== Dataset rows ==

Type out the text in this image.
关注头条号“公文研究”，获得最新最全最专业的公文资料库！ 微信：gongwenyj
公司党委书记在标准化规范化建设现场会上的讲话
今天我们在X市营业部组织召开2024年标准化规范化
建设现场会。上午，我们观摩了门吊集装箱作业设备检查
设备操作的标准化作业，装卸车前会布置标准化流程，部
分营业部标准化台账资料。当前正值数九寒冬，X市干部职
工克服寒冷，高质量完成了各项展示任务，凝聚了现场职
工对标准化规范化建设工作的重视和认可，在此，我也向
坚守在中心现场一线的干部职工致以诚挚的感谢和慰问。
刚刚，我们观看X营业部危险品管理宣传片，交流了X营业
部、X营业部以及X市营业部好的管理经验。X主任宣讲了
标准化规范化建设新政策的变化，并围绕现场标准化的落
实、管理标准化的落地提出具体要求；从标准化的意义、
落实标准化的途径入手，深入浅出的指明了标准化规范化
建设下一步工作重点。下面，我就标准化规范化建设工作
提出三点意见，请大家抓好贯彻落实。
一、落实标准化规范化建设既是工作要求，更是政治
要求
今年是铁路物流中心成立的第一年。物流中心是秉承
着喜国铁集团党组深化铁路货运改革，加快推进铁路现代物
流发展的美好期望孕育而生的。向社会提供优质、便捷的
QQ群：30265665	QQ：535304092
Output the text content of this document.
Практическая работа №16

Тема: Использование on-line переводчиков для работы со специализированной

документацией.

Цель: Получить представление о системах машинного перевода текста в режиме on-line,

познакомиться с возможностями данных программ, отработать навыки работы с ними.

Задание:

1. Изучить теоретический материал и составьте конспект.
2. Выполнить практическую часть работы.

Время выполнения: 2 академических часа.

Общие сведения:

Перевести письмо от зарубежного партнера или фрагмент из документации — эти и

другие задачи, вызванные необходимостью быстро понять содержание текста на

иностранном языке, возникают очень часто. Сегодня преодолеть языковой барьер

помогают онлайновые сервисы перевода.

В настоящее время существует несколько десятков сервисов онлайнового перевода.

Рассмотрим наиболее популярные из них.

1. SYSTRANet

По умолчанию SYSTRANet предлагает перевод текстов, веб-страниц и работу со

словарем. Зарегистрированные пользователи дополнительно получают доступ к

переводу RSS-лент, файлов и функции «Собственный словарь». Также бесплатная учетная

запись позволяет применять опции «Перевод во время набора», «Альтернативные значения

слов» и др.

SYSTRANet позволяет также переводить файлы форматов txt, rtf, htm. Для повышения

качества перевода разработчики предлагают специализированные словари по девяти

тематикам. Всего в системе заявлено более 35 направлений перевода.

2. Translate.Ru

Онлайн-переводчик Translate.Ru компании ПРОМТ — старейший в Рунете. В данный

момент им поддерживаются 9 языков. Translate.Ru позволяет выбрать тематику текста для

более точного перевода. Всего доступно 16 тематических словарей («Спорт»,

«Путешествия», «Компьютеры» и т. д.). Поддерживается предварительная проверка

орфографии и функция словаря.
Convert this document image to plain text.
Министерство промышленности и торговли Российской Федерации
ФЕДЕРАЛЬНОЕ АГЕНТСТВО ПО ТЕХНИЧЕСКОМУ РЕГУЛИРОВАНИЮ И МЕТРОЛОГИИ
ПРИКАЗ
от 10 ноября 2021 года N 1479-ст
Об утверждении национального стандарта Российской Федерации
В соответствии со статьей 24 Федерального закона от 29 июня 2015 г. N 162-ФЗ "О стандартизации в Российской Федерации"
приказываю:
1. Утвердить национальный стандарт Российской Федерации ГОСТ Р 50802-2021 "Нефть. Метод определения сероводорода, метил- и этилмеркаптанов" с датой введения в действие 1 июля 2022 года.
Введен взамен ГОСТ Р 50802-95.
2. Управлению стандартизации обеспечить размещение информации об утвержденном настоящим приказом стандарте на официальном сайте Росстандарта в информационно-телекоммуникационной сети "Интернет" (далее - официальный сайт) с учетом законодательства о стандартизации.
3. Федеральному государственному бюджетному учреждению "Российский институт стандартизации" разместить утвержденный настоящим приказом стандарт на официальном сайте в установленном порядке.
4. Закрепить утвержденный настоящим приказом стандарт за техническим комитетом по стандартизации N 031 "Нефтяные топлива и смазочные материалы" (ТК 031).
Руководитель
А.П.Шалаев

===

§ Goal
Copy each line from the data above that includes "this".

§ Exercise solution
Type out the text in this image.
Output the text content of this document.
Convert this document image to plain text.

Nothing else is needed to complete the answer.